Extract all of the entries and give them again, word for word.

— start GIVEN RECORDS —

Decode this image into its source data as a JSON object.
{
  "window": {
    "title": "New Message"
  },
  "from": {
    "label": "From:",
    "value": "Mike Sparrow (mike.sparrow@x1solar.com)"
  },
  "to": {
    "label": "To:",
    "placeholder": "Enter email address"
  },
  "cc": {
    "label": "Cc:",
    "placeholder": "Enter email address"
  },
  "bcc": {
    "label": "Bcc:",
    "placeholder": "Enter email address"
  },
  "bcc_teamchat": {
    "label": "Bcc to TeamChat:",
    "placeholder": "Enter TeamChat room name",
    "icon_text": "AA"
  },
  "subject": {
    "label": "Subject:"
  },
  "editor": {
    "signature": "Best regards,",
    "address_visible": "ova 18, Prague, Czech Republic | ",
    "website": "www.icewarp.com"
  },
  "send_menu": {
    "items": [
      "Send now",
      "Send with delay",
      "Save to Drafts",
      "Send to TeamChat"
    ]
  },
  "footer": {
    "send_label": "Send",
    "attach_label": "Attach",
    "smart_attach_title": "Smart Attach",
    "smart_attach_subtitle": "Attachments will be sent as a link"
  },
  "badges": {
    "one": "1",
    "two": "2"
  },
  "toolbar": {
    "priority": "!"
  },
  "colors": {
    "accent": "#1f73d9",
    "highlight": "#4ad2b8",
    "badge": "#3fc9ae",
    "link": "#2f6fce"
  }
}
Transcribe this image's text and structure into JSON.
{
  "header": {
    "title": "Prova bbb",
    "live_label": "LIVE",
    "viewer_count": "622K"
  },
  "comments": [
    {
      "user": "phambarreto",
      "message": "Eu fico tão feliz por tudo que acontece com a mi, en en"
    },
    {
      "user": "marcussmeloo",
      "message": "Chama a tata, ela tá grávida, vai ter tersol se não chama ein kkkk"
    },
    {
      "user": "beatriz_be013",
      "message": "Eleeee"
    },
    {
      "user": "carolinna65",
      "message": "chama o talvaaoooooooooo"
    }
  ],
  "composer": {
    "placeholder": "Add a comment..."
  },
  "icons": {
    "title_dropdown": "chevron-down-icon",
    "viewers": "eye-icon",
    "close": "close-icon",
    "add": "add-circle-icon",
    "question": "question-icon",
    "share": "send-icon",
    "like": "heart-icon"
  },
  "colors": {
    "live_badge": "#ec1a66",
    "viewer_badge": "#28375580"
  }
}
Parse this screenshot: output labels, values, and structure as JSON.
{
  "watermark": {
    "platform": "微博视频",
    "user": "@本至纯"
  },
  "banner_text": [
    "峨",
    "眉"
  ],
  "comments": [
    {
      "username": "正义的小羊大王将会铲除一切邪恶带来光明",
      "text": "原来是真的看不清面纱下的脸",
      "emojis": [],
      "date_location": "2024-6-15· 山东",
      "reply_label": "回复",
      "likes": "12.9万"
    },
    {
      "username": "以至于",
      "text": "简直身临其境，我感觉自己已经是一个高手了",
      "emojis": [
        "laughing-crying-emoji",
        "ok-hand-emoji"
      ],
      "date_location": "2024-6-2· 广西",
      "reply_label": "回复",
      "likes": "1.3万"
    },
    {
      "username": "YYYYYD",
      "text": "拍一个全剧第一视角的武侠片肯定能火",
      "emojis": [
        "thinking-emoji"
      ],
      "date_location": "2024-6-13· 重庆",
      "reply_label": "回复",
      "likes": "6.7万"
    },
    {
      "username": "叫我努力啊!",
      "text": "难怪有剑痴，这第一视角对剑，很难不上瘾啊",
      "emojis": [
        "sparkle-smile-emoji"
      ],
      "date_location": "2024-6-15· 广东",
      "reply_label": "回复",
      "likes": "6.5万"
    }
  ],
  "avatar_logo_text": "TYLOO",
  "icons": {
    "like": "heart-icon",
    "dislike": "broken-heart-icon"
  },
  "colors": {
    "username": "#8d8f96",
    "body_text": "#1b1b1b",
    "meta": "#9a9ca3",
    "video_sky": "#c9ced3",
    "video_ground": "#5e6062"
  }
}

— end GIVEN RECORDS —

ANSWER FOR THIS EXERCISE.
Decode this image into its source data as a JSON object.
{
  "window": {
    "title": "New Message"
  },
  "from": {
    "label": "From:",
    "value": "Mike Sparrow (mike.sparrow@x1solar.com)"
  },
  "to": {
    "label": "To:",
    "placeholder": "Enter email address"
  },
  "cc": {
    "label": "Cc:",
    "placeholder": "Enter email address"
  },
  "bcc": {
    "label": "Bcc:",
    "placeholder": "Enter email address"
  },
  "bcc_teamchat": {
    "label": "Bcc to TeamChat:",
    "placeholder": "Enter TeamChat room name",
    "icon_text": "AA"
  },
  "subject": {
    "label": "Subject:"
  },
  "editor": {
    "signature": "Best regards,",
    "address_visible": "ova 18, Prague, Czech Republic | ",
    "website": "www.icewarp.com"
  },
  "send_menu": {
    "items": [
      "Send now",
      "Send with delay",
      "Save to Drafts",
      "Send to TeamChat"
    ]
  },
  "footer": {
    "send_label": "Send",
    "attach_label": "Attach",
    "smart_attach_title": "Smart Attach",
    "smart_attach_subtitle": "Attachments will be sent as a link"
  },
  "badges": {
    "one": "1",
    "two": "2"
  },
  "toolbar": {
    "priority": "!"
  },
  "colors": {
    "accent": "#1f73d9",
    "highlight": "#4ad2b8",
    "badge": "#3fc9ae",
    "link": "#2f6fce"
  }
}
Transcribe this image's text and structure into JSON.
{
  "header": {
    "title": "Prova bbb",
    "live_label": "LIVE",
    "viewer_count": "622K"
  },
  "comments": [
    {
      "user": "phambarreto",
      "message": "Eu fico tão feliz por tudo que acontece com a mi, en en"
    },
    {
      "user": "marcussmeloo",
      "message": "Chama a tata, ela tá grávida, vai ter tersol se não chama ein kkkk"
    },
    {
      "user": "beatriz_be013",
      "message": "Eleeee"
    },
    {
      "user": "carolinna65",
      "message": "chama o talvaaoooooooooo"
    }
  ],
  "composer": {
    "placeholder": "Add a comment..."
  },
  "icons": {
    "title_dropdown": "chevron-down-icon",
    "viewers": "eye-icon",
    "close": "close-icon",
    "add": "add-circle-icon",
    "question": "question-icon",
    "share": "send-icon",
    "like": "heart-icon"
  },
  "colors": {
    "live_badge": "#ec1a66",
    "viewer_badge": "#28375580"
  }
}
Parse this screenshot: output labels, values, and structure as JSON.
{
  "watermark": {
    "platform": "微博视频",
    "user": "@本至纯"
  },
  "banner_text": [
    "峨",
    "眉"
  ],
  "comments": [
    {
      "username": "正义的小羊大王将会铲除一切邪恶带来光明",
      "text": "原来是真的看不清面纱下的脸",
      "emojis": [],
      "date_location": "2024-6-15· 山东",
      "reply_label": "回复",
      "likes": "12.9万"
    },
    {
      "username": "以至于",
      "text": "简直身临其境，我感觉自己已经是一个高手了",
      "emojis": [
        "laughing-crying-emoji",
        "ok-hand-emoji"
      ],
      "date_location": "2024-6-2· 广西",
      "reply_label": "回复",
      "likes": "1.3万"
    },
    {
      "username": "YYYYYD",
      "text": "拍一个全剧第一视角的武侠片肯定能火",
      "emojis": [
        "thinking-emoji"
      ],
      "date_location": "2024-6-13· 重庆",
      "reply_label": "回复",
      "likes": "6.7万"
    },
    {
      "username": "叫我努力啊!",
      "text": "难怪有剑痴，这第一视角对剑，很难不上瘾啊",
      "emojis": [
        "sparkle-smile-emoji"
      ],
      "date_location": "2024-6-15· 广东",
      "reply_label": "回复",
      "likes": "6.5万"
    }
  ],
  "avatar_logo_text": "TYLOO",
  "icons": {
    "like": "heart-icon",
    "dislike": "broken-heart-icon"
  },
  "colors": {
    "username": "#8d8f96",
    "body_text": "#1b1b1b",
    "meta": "#9a9ca3",
    "video_sky": "#c9ced3",
    "video_ground": "#5e6062"
  }
}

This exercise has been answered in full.